Task description: Can you swap every "Responder" in the material below for "Contestar" and leave all other text unchanged?

Entries from a collection
-=-=-=-=-

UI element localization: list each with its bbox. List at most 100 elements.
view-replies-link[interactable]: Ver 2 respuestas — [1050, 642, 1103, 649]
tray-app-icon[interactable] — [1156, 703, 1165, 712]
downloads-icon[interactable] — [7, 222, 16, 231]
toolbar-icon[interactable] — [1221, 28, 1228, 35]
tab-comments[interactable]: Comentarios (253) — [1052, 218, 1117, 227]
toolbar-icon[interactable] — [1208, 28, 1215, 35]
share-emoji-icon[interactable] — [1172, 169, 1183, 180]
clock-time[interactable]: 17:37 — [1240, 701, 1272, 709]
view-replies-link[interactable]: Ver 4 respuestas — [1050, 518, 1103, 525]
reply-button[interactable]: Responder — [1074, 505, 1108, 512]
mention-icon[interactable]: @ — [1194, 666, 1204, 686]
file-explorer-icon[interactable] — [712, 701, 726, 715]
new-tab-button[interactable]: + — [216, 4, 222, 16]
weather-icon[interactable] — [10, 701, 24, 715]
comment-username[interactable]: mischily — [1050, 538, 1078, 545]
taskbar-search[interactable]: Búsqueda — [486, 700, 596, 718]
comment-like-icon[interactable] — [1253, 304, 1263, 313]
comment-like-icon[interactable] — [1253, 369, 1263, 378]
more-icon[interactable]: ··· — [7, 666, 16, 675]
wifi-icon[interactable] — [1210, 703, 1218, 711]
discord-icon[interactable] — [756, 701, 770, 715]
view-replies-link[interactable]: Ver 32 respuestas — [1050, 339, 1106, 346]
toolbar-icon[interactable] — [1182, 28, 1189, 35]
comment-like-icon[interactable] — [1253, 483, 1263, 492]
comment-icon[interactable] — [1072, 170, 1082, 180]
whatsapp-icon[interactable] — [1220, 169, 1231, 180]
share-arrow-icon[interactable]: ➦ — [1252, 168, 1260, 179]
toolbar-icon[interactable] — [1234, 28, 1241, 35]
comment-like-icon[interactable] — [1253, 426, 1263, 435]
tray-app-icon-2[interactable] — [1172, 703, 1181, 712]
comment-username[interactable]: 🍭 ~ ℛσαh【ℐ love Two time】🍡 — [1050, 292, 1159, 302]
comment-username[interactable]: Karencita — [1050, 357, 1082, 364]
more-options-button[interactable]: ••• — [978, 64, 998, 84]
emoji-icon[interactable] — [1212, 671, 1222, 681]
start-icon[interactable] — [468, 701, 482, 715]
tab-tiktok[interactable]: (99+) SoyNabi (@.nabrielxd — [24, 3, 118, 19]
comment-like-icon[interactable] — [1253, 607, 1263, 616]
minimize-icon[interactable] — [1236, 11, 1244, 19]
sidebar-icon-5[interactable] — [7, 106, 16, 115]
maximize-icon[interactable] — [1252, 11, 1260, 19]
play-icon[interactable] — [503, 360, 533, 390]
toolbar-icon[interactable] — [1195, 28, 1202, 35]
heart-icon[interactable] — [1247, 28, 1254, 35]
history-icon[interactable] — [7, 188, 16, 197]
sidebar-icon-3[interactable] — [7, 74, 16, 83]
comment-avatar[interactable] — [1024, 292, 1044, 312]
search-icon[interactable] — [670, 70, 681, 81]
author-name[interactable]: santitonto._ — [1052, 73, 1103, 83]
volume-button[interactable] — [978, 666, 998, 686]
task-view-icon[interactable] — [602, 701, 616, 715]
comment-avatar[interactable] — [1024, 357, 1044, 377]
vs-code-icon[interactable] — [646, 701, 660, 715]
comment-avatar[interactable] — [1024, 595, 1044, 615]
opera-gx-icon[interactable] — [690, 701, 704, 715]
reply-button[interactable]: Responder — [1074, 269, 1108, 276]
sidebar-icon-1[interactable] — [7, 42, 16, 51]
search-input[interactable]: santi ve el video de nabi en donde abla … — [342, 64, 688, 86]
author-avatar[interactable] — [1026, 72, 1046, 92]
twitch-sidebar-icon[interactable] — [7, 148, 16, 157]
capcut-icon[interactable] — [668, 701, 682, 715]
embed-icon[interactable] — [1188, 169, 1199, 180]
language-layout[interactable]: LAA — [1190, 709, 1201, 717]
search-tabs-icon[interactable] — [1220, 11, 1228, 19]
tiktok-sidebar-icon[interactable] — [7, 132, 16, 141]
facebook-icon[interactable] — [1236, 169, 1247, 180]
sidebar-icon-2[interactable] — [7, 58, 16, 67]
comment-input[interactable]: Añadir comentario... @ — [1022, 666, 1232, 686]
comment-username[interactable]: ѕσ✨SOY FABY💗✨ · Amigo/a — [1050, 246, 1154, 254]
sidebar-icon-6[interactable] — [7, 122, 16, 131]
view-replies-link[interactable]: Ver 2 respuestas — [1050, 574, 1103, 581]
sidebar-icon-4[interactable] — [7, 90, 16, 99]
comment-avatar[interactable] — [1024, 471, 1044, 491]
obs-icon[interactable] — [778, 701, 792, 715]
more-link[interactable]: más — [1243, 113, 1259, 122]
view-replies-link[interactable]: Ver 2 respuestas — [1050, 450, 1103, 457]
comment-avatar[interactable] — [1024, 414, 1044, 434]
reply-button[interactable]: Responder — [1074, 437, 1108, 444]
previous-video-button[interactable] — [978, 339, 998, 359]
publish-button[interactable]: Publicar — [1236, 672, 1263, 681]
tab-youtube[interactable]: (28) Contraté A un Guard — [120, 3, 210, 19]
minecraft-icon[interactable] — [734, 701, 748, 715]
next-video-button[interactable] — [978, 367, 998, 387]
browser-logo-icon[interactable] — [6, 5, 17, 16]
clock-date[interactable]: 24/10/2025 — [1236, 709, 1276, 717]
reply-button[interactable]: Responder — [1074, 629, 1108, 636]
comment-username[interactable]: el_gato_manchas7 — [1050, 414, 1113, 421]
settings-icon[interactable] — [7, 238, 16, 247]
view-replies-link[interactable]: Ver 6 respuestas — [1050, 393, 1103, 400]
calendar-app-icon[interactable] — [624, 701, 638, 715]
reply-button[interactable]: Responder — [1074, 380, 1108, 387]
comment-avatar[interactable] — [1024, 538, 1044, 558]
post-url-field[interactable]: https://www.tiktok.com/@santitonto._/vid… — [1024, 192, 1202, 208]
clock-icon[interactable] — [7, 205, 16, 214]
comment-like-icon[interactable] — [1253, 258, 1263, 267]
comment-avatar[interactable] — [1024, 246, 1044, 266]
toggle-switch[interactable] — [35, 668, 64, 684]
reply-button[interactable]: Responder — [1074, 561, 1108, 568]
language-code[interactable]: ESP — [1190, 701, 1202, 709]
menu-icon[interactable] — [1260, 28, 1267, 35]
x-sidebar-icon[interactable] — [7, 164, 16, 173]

-=-=-=-=-

Result of the task:
UI element localization: list each with its bbox. List at most 100 elements.
view-replies-link[interactable]: Ver 2 respuestas — [1050, 642, 1103, 649]
tray-app-icon[interactable] — [1156, 703, 1165, 712]
downloads-icon[interactable] — [7, 222, 16, 231]
toolbar-icon[interactable] — [1221, 28, 1228, 35]
tab-comments[interactable]: Comentarios (253) — [1052, 218, 1117, 227]
toolbar-icon[interactable] — [1208, 28, 1215, 35]
share-emoji-icon[interactable] — [1172, 169, 1183, 180]
clock-time[interactable]: 17:37 — [1240, 701, 1272, 709]
view-replies-link[interactable]: Ver 4 respuestas — [1050, 518, 1103, 525]
reply-button[interactable]: Contestar — [1074, 505, 1108, 512]
mention-icon[interactable]: @ — [1194, 666, 1204, 686]
file-explorer-icon[interactable] — [712, 701, 726, 715]
new-tab-button[interactable]: + — [216, 4, 222, 16]
weather-icon[interactable] — [10, 701, 24, 715]
comment-username[interactable]: mischily — [1050, 538, 1078, 545]
taskbar-search[interactable]: Búsqueda — [486, 700, 596, 718]
comment-like-icon[interactable] — [1253, 304, 1263, 313]
comment-like-icon[interactable] — [1253, 369, 1263, 378]
more-icon[interactable]: ··· — [7, 666, 16, 675]
wifi-icon[interactable] — [1210, 703, 1218, 711]
discord-icon[interactable] — [756, 701, 770, 715]
view-replies-link[interactable]: Ver 32 respuestas — [1050, 339, 1106, 346]
toolbar-icon[interactable] — [1182, 28, 1189, 35]
comment-like-icon[interactable] — [1253, 483, 1263, 492]
comment-icon[interactable] — [1072, 170, 1082, 180]
whatsapp-icon[interactable] — [1220, 169, 1231, 180]
share-arrow-icon[interactable]: ➦ — [1252, 168, 1260, 179]
toolbar-icon[interactable] — [1234, 28, 1241, 35]
comment-like-icon[interactable] — [1253, 426, 1263, 435]
tray-app-icon-2[interactable] — [1172, 703, 1181, 712]
comment-username[interactable]: 🍭 ~ ℛσαh【ℐ love Two time】🍡 — [1050, 292, 1159, 302]
comment-username[interactable]: Karencita — [1050, 357, 1082, 364]
more-options-button[interactable]: ••• — [978, 64, 998, 84]
emoji-icon[interactable] — [1212, 671, 1222, 681]
start-icon[interactable] — [468, 701, 482, 715]
tab-tiktok[interactable]: (99+) SoyNabi (@.nabrielxd — [24, 3, 118, 19]
comment-like-icon[interactable] — [1253, 607, 1263, 616]
minimize-icon[interactable] — [1236, 11, 1244, 19]
sidebar-icon-5[interactable] — [7, 106, 16, 115]
maximize-icon[interactable] — [1252, 11, 1260, 19]
play-icon[interactable] — [503, 360, 533, 390]
toolbar-icon[interactable] — [1195, 28, 1202, 35]
heart-icon[interactable] — [1247, 28, 1254, 35]
history-icon[interactable] — [7, 188, 16, 197]
sidebar-icon-3[interactable] — [7, 74, 16, 83]
comment-avatar[interactable] — [1024, 292, 1044, 312]
search-icon[interactable] — [670, 70, 681, 81]
author-name[interactable]: santitonto._ — [1052, 73, 1103, 83]
volume-button[interactable] — [978, 666, 998, 686]
task-view-icon[interactable] — [602, 701, 616, 715]
comment-avatar[interactable] — [1024, 357, 1044, 377]
vs-code-icon[interactable] — [646, 701, 660, 715]
comment-avatar[interactable] — [1024, 595, 1044, 615]
opera-gx-icon[interactable] — [690, 701, 704, 715]
reply-button[interactable]: Contestar — [1074, 269, 1108, 276]
sidebar-icon-1[interactable] — [7, 42, 16, 51]
search-input[interactable]: santi ve el video de nabi en donde abla … — [342, 64, 688, 86]
author-avatar[interactable] — [1026, 72, 1046, 92]
twitch-sidebar-icon[interactable] — [7, 148, 16, 157]
capcut-icon[interactable] — [668, 701, 682, 715]
embed-icon[interactable] — [1188, 169, 1199, 180]
language-layout[interactable]: LAA — [1190, 709, 1201, 717]
search-tabs-icon[interactable] — [1220, 11, 1228, 19]
tiktok-sidebar-icon[interactable] — [7, 132, 16, 141]
facebook-icon[interactable] — [1236, 169, 1247, 180]
sidebar-icon-2[interactable] — [7, 58, 16, 67]
comment-input[interactable]: Añadir comentario... @ — [1022, 666, 1232, 686]
comment-username[interactable]: ѕσ✨SOY FABY💗✨ · Amigo/a — [1050, 246, 1154, 254]
sidebar-icon-6[interactable] — [7, 122, 16, 131]
view-replies-link[interactable]: Ver 2 respuestas — [1050, 574, 1103, 581]
sidebar-icon-4[interactable] — [7, 90, 16, 99]
comment-avatar[interactable] — [1024, 471, 1044, 491]
obs-icon[interactable] — [778, 701, 792, 715]
more-link[interactable]: más — [1243, 113, 1259, 122]
view-replies-link[interactable]: Ver 2 respuestas — [1050, 450, 1103, 457]
comment-avatar[interactable] — [1024, 414, 1044, 434]
reply-button[interactable]: Contestar — [1074, 437, 1108, 444]
previous-video-button[interactable] — [978, 339, 998, 359]
publish-button[interactable]: Publicar — [1236, 672, 1263, 681]
tab-youtube[interactable]: (28) Contraté A un Guard — [120, 3, 210, 19]
minecraft-icon[interactable] — [734, 701, 748, 715]
next-video-button[interactable] — [978, 367, 998, 387]
browser-logo-icon[interactable] — [6, 5, 17, 16]
clock-date[interactable]: 24/10/2025 — [1236, 709, 1276, 717]
reply-button[interactable]: Contestar — [1074, 629, 1108, 636]
comment-username[interactable]: el_gato_manchas7 — [1050, 414, 1113, 421]
settings-icon[interactable] — [7, 238, 16, 247]
view-replies-link[interactable]: Ver 6 respuestas — [1050, 393, 1103, 400]
calendar-app-icon[interactable] — [624, 701, 638, 715]
reply-button[interactable]: Contestar — [1074, 380, 1108, 387]
comment-avatar[interactable] — [1024, 538, 1044, 558]
post-url-field[interactable]: https://www.tiktok.com/@santitonto._/vid… — [1024, 192, 1202, 208]
clock-icon[interactable] — [7, 205, 16, 214]
comment-like-icon[interactable] — [1253, 258, 1263, 267]
comment-avatar[interactable] — [1024, 246, 1044, 266]
toggle-switch[interactable] — [35, 668, 64, 684]
reply-button[interactable]: Contestar — [1074, 561, 1108, 568]
language-code[interactable]: ESP — [1190, 701, 1202, 709]
menu-icon[interactable] — [1260, 28, 1267, 35]
x-sidebar-icon[interactable] — [7, 164, 16, 173]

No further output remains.